| WRITTEN EXERCISE |
Your answer should be a single number: the count of lines in the material below that hold "ordinary".
========================
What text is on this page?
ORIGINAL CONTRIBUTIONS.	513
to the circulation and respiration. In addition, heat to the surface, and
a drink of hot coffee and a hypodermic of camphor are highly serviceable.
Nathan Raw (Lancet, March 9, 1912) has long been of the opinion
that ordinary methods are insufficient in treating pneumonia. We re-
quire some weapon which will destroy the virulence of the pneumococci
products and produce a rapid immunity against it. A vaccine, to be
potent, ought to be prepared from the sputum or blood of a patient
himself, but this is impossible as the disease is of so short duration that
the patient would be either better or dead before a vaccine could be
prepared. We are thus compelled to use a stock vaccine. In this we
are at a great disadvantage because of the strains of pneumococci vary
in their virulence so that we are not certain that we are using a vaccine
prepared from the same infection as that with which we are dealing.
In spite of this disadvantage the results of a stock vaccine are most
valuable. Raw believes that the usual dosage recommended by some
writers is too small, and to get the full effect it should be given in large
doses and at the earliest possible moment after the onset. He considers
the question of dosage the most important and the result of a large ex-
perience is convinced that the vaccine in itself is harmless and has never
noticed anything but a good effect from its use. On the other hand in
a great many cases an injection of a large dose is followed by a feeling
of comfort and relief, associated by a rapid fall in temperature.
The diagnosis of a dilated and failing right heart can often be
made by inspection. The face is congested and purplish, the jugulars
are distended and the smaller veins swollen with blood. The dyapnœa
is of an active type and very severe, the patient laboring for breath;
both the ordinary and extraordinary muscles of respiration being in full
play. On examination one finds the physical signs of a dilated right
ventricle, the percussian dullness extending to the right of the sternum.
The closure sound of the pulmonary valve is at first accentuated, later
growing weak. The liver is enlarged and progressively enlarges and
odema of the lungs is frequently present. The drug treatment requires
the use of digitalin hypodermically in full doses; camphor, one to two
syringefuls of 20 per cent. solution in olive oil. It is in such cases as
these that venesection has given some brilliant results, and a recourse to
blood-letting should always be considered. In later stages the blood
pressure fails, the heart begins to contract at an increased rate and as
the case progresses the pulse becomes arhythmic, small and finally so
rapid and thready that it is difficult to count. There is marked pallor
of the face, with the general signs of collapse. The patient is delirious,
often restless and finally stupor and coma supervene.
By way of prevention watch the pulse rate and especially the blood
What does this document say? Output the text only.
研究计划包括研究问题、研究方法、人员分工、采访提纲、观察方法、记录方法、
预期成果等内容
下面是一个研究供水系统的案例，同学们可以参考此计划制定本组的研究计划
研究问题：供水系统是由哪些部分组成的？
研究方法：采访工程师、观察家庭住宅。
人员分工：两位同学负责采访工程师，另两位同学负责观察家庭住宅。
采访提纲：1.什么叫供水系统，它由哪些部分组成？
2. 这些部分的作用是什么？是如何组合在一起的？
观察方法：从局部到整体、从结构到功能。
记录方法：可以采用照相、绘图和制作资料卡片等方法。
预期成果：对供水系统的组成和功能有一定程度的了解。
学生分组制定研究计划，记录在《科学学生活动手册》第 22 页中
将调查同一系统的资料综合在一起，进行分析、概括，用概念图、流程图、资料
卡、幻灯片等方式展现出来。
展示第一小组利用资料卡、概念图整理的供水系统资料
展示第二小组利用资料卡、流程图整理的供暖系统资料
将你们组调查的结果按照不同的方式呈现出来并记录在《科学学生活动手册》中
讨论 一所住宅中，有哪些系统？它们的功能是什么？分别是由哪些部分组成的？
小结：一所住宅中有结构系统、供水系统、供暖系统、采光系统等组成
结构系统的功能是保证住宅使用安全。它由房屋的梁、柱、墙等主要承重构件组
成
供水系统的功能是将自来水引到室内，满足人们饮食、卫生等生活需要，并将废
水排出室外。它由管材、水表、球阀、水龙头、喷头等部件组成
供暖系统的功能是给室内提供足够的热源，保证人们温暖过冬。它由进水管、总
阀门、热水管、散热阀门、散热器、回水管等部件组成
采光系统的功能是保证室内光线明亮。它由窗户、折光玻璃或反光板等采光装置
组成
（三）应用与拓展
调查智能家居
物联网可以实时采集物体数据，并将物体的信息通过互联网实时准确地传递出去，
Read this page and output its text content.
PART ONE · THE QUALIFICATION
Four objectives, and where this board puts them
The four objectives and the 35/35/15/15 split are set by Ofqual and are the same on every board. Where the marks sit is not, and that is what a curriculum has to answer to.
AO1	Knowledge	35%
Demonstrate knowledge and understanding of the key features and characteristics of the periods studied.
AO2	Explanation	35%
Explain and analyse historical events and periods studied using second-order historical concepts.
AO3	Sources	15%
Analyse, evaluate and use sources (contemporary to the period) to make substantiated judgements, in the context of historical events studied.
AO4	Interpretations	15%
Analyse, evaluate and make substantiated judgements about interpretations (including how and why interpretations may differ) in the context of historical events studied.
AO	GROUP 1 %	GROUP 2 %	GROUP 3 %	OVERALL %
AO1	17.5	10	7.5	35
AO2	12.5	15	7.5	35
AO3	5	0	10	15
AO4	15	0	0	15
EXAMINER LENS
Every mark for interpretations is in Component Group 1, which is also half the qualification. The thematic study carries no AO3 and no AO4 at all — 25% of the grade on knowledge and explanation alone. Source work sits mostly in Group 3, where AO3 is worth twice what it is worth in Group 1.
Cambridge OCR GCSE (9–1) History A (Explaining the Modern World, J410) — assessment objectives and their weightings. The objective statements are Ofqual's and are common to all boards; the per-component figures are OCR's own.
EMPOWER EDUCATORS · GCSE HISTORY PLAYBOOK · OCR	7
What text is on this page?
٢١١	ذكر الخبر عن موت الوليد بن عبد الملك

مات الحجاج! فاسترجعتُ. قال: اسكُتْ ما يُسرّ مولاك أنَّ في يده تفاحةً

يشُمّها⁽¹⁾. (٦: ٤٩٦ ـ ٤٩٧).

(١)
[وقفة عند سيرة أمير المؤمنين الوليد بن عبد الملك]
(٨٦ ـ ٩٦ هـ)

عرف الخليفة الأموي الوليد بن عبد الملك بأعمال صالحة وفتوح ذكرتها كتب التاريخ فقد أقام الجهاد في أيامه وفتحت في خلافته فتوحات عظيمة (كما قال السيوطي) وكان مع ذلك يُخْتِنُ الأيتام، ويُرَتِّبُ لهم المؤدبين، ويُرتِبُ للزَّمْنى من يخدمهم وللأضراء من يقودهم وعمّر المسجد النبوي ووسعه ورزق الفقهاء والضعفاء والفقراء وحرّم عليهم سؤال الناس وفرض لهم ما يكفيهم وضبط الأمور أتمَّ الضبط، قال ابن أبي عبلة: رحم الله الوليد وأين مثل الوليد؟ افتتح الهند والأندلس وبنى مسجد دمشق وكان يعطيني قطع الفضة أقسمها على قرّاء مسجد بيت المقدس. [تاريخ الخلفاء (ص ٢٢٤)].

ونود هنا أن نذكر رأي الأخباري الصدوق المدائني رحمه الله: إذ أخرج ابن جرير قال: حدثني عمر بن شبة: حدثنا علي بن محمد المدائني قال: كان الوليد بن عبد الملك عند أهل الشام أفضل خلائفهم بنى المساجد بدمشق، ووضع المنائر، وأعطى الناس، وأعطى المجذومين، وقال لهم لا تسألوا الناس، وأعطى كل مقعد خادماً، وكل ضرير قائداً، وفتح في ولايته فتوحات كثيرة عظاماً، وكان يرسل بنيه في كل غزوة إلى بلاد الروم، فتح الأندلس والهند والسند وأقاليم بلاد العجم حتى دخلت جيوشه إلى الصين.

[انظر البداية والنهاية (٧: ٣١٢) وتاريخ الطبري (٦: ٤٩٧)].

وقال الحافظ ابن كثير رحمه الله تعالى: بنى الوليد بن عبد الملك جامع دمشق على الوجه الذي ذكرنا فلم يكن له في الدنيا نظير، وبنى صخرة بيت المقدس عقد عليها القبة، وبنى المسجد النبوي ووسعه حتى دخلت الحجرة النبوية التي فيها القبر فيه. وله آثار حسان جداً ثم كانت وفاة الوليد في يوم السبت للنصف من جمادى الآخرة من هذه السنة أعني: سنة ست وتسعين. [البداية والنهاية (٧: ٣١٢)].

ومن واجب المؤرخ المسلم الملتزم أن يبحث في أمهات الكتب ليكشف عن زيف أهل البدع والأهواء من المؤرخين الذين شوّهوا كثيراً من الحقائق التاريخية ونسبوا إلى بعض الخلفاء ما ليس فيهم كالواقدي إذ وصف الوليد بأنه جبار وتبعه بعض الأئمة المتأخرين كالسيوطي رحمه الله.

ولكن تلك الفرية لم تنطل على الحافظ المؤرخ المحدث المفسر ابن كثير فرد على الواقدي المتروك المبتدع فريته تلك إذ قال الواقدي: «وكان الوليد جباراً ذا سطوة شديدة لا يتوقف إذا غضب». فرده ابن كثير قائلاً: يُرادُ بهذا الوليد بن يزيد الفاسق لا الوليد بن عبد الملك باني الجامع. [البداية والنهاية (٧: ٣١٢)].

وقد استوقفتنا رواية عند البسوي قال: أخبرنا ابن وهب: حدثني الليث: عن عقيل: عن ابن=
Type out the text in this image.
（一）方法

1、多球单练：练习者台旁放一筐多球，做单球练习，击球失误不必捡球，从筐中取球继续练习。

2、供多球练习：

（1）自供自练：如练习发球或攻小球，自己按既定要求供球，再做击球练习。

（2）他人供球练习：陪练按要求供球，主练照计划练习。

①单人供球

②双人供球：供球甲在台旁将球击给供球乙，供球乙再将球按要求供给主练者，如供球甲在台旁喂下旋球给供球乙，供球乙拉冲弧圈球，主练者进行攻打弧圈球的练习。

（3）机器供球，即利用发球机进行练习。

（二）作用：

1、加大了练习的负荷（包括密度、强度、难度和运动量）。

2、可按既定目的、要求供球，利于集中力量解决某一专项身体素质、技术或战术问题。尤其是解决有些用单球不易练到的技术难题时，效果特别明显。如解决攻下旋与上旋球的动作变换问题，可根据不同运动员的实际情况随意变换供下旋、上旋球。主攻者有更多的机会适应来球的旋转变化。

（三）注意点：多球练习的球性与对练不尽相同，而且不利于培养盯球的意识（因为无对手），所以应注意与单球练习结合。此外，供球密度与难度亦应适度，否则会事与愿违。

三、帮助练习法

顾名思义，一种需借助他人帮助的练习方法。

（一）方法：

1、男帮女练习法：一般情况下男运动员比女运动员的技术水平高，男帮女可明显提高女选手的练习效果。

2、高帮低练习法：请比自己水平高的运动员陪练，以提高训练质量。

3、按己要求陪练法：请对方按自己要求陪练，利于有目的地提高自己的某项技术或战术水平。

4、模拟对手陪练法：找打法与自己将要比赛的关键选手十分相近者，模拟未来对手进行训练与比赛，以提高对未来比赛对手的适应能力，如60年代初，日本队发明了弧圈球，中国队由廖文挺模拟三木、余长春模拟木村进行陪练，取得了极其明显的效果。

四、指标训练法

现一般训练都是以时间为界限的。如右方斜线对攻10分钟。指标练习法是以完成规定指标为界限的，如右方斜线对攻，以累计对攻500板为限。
========================
| FULL ANSWER |
2